> GIVEN TASK
Copy, from the entries below, each line where the word "scroll" can be found.

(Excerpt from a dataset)
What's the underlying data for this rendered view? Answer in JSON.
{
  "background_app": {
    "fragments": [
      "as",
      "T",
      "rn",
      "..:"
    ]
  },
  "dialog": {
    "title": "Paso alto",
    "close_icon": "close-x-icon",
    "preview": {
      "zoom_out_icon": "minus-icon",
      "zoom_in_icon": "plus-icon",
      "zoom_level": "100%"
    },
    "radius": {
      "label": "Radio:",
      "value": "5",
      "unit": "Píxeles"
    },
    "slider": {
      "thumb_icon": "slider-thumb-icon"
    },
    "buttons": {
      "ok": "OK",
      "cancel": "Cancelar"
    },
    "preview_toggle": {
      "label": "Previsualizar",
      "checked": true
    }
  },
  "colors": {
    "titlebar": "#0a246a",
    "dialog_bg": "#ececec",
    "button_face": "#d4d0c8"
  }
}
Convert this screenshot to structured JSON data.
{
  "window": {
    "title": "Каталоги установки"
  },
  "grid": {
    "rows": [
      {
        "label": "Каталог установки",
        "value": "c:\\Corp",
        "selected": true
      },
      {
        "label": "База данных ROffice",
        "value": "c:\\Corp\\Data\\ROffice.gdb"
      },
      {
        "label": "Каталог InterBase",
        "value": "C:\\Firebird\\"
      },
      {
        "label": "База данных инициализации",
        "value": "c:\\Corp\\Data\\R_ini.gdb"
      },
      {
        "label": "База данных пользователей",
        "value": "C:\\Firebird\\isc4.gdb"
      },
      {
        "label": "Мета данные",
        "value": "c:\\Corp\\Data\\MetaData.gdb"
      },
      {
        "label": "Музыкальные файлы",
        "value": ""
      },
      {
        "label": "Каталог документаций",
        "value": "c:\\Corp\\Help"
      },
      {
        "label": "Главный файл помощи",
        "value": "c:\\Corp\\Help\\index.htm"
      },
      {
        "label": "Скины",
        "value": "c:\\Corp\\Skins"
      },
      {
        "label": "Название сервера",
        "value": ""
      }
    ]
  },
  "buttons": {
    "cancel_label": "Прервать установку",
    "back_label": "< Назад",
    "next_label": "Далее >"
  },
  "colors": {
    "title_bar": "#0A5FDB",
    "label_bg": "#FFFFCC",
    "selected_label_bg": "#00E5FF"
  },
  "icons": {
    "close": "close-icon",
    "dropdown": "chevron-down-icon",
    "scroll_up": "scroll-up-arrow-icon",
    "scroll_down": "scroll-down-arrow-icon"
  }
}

> REPLY
    "scroll_up": "scroll-up-arrow-icon",
    "scroll_down": "scroll-down-arrow-icon"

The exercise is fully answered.